Provided information
^^^^^^^^^^^^^^^^

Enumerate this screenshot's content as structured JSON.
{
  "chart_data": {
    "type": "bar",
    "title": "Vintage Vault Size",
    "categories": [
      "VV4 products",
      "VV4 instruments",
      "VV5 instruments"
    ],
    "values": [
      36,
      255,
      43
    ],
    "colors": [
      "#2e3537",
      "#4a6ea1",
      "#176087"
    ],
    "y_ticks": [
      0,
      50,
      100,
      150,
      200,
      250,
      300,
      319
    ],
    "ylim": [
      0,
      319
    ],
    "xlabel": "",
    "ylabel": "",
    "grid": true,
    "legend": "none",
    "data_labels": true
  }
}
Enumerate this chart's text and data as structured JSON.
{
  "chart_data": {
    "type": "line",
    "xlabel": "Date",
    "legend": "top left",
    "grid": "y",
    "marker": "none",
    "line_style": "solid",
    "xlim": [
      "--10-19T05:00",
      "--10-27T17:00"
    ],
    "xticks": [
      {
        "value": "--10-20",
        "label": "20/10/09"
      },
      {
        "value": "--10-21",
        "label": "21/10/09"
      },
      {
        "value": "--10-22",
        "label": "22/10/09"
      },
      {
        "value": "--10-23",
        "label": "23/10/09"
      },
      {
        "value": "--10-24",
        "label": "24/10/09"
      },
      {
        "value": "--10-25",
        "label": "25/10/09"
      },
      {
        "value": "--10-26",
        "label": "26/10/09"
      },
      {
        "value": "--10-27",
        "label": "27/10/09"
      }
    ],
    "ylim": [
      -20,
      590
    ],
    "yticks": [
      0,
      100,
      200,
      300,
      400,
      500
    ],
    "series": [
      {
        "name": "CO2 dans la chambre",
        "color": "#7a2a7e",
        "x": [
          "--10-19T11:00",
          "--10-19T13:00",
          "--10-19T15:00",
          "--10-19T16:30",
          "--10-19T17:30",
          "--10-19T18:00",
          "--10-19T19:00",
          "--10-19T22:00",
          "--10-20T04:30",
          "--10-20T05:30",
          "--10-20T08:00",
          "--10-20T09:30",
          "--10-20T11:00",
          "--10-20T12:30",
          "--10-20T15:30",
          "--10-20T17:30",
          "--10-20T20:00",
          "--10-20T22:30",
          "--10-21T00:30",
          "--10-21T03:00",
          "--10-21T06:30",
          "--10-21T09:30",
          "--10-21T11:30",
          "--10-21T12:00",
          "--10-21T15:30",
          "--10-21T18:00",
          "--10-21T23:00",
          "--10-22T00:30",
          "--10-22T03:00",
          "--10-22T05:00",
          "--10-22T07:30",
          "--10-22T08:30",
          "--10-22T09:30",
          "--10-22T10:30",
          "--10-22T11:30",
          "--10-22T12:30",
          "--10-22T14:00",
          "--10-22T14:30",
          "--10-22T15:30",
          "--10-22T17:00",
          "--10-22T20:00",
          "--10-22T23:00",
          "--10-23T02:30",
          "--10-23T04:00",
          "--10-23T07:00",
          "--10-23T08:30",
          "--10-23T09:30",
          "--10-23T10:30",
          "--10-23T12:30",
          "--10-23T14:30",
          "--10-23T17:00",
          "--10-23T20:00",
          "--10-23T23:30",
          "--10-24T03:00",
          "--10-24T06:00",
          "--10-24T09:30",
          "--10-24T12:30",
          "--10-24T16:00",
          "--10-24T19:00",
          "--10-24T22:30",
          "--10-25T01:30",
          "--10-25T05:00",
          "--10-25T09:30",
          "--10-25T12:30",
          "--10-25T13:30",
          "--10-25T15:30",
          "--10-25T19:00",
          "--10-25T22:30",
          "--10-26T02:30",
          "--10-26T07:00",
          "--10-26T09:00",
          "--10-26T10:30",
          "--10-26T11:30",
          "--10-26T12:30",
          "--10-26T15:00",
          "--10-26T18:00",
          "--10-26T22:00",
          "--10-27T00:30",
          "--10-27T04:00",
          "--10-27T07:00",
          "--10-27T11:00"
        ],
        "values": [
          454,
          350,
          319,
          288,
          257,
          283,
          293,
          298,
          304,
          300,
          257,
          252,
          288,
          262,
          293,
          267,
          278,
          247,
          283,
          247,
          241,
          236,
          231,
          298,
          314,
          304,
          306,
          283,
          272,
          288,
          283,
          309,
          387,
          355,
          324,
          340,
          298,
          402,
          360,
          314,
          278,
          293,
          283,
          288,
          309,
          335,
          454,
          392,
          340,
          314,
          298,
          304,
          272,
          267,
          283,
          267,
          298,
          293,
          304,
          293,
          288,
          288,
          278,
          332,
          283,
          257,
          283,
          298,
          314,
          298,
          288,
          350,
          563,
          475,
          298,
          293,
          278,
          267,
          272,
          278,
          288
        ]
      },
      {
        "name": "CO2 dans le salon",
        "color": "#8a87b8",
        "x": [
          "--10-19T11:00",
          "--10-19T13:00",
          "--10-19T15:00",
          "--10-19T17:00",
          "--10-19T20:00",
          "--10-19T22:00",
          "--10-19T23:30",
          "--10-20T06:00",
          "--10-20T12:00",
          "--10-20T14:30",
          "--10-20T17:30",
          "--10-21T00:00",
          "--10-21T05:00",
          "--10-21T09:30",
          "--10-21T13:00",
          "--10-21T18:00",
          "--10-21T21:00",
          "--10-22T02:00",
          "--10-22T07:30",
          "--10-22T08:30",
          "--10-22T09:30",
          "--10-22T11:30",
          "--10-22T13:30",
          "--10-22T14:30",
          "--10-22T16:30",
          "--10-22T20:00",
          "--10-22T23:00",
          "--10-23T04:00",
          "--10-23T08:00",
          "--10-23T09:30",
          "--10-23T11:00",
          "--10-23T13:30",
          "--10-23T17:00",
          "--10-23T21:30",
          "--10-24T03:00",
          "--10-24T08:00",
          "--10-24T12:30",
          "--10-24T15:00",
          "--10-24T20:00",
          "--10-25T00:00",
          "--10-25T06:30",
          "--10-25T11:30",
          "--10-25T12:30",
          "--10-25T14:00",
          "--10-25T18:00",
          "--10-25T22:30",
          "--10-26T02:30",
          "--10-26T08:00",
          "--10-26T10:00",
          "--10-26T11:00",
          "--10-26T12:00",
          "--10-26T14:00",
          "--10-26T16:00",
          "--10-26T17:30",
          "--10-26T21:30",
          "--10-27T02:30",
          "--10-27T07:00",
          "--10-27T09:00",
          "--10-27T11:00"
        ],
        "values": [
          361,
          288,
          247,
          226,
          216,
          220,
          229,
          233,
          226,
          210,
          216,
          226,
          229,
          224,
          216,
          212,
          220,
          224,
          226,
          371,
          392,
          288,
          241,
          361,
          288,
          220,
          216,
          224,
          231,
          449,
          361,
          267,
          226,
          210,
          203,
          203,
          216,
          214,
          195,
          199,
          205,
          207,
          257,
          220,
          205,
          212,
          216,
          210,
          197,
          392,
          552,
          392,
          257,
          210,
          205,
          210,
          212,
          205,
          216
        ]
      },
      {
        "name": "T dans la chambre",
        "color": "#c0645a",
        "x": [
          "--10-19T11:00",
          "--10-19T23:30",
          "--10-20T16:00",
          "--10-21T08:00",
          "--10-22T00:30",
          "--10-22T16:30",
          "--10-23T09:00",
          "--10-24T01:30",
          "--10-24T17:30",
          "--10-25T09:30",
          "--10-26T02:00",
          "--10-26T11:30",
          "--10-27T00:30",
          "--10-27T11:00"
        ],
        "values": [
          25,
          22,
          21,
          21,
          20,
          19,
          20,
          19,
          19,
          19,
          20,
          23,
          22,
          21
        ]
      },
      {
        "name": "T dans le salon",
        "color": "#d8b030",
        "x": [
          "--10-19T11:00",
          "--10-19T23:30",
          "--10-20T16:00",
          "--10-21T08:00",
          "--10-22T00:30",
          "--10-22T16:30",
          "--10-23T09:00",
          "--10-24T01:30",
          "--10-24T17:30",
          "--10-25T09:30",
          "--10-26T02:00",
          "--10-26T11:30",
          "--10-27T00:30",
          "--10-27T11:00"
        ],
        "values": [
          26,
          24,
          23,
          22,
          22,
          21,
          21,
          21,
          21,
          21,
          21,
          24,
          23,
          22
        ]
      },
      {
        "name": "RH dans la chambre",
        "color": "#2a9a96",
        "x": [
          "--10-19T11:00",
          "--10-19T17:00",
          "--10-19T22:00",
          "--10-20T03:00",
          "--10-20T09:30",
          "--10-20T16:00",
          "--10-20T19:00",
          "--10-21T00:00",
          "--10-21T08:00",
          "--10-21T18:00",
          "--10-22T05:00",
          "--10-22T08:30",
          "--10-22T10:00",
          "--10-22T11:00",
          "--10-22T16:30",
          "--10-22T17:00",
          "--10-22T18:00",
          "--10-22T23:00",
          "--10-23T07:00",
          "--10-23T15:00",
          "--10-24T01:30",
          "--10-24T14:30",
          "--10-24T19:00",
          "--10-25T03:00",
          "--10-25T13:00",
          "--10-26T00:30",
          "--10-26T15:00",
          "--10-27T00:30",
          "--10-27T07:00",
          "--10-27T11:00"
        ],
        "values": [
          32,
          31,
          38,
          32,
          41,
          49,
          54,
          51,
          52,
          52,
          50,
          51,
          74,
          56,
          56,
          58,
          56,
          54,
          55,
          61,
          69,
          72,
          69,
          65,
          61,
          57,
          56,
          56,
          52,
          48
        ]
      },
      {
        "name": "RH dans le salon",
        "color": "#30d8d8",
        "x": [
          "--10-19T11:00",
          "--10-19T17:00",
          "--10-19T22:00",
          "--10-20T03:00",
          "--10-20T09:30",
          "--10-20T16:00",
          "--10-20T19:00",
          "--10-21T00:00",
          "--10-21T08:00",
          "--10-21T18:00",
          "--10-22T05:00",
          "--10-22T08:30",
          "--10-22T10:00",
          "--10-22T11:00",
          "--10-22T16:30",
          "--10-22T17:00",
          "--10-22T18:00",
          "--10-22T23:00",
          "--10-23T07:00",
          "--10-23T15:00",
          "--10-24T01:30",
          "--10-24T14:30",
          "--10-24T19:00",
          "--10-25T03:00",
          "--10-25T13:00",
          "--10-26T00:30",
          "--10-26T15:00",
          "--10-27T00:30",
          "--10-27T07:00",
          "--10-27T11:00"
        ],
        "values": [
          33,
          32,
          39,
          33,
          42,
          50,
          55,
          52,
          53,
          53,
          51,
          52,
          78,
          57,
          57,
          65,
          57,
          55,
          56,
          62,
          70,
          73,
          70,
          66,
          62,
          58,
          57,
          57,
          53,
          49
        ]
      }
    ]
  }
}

^^^^^^^^^^^^^^^^

Exercise aim
Pick out each line containing the string "Enumerate" and copy it.

Response to the task
Enumerate this screenshot's content as structured JSON.
Enumerate this chart's text and data as structured JSON.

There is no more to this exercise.